— Supplied records —
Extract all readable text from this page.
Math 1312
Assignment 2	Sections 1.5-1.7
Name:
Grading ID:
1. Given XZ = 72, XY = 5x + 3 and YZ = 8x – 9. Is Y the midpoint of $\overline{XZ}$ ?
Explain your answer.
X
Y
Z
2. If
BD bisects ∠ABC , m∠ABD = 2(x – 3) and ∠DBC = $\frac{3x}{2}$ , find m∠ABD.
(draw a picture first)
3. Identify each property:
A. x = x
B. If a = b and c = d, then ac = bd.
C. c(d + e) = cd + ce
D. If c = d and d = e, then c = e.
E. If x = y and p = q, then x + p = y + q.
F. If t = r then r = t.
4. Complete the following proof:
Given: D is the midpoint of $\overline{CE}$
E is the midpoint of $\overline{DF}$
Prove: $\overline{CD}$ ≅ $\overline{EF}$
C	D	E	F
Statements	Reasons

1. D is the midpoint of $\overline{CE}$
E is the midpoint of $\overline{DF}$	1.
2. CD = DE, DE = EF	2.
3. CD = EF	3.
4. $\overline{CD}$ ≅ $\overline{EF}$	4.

— The exercise —
Take the material above and return all of it exactly.

— Task solution —
Extract all readable text from this page.
Math 1312
Assignment 2	Sections 1.5-1.7
Name:
Grading ID:
1. Given XZ = 72, XY = 5x + 3 and YZ = 8x – 9. Is Y the midpoint of $\overline{XZ}$ ?
Explain your answer.
X
Y
Z
2. If
BD bisects ∠ABC , m∠ABD = 2(x – 3) and ∠DBC = $\frac{3x}{2}$ , find m∠ABD.
(draw a picture first)
3. Identify each property:
A. x = x
B. If a = b and c = d, then ac = bd.
C. c(d + e) = cd + ce
D. If c = d and d = e, then c = e.
E. If x = y and p = q, then x + p = y + q.
F. If t = r then r = t.
4. Complete the following proof:
Given: D is the midpoint of $\overline{CE}$
E is the midpoint of $\overline{DF}$
Prove: $\overline{CD}$ ≅ $\overline{EF}$
C	D	E	F
Statements	Reasons

1. D is the midpoint of $\overline{CE}$
E is the midpoint of $\overline{DF}$	1.
2. CD = DE, DE = EF	2.
3. CD = EF	3.
4. $\overline{CD}$ ≅ $\overline{EF}$	4.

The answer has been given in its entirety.